Problem to work on ▸
Exclude the pictures, then copy all remaining records exactly.

begin

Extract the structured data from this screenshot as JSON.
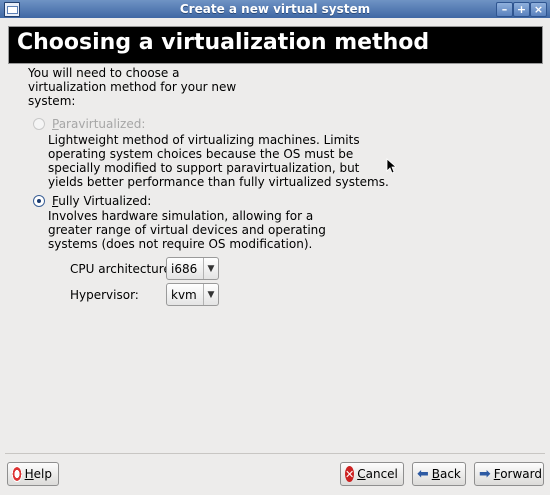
{
  "window": {
    "title": "Create a new virtual system",
    "minimize_label": "–",
    "maximize_label": "+",
    "close_label": "×"
  },
  "header": {
    "title": "Choosing a virtualization method"
  },
  "intro_text_lines": [
    "You will need to choose a",
    "virtualization method for your new",
    "system:"
  ],
  "options": {
    "para": {
      "mnemonic": "P",
      "label_rest": "aravirtualized:",
      "selected": false,
      "enabled": false,
      "desc_lines": [
        "Lightweight method of virtualizing machines. Limits",
        "operating system choices because the OS must be",
        "specially modified to support paravirtualization, but",
        "yields better performance than fully virtualized systems."
      ]
    },
    "full": {
      "mnemonic": "F",
      "label_rest": "ully Virtualized:",
      "selected": true,
      "enabled": true,
      "desc_lines": [
        "Involves hardware simulation, allowing for a",
        "greater range of virtual devices and operating",
        "systems (does not require OS modification)."
      ]
    }
  },
  "fields": {
    "cpu": {
      "label": "CPU architecture:",
      "value": "i686"
    },
    "hypervisor": {
      "label": "Hypervisor:",
      "value": "kvm"
    }
  },
  "buttons": {
    "help": {
      "mnemonic": "H",
      "rest": "elp"
    },
    "cancel": {
      "mnemonic": "C",
      "rest": "ancel"
    },
    "back": {
      "mnemonic": "B",
      "rest": "ack"
    },
    "forward": {
      "mnemonic": "F",
      "rest": "orward"
    }
  },
  "icons": {
    "window_menu": "window-menu-icon",
    "help": "lifebuoy-icon",
    "cancel": "cancel-icon",
    "back": "back-arrow-icon",
    "forward": "forward-arrow-icon",
    "combo_arrow": "chevron-down-icon"
  },
  "colors": {
    "titlebar": "#4a72ad",
    "banner": "#000000",
    "window_bg": "#edeceb"
  }
}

end

Written answer ▸
Extract the structured data from this screenshot as JSON.
{
  "window": {
    "title": "Create a new virtual system",
    "minimize_label": "–",
    "maximize_label": "+",
    "close_label": "×"
  },
  "header": {
    "title": "Choosing a virtualization method"
  },
  "intro_text_lines": [
    "You will need to choose a",
    "virtualization method for your new",
    "system:"
  ],
  "options": {
    "para": {
      "mnemonic": "P",
      "label_rest": "aravirtualized:",
      "selected": false,
      "enabled": false,
      "desc_lines": [
        "Lightweight method of virtualizing machines. Limits",
        "operating system choices because the OS must be",
        "specially modified to support paravirtualization, but",
        "yields better performance than fully virtualized systems."
      ]
    },
    "full": {
      "mnemonic": "F",
      "label_rest": "ully Virtualized:",
      "selected": true,
      "enabled": true,
      "desc_lines": [
        "Involves hardware simulation, allowing for a",
        "greater range of virtual devices and operating",
        "systems (does not require OS modification)."
      ]
    }
  },
  "fields": {
    "cpu": {
      "label": "CPU architecture:",
      "value": "i686"
    },
    "hypervisor": {
      "label": "Hypervisor:",
      "value": "kvm"
    }
  },
  "buttons": {
    "help": {
      "mnemonic": "H",
      "rest": "elp"
    },
    "cancel": {
      "mnemonic": "C",
      "rest": "ancel"
    },
    "back": {
      "mnemonic": "B",
      "rest": "ack"
    },
    "forward": {
      "mnemonic": "F",
      "rest": "orward"
    }
  },
  "icons": {
    "window_menu": "window-menu-icon",
    "help": "lifebuoy-icon",
    "cancel": "cancel-icon",
    "back": "back-arrow-icon",
    "forward": "forward-arrow-icon",
    "combo_arrow": "chevron-down-icon"
  },
  "colors": {
    "titlebar": "#4a72ad",
    "banner": "#000000",
    "window_bg": "#edeceb"
  }
}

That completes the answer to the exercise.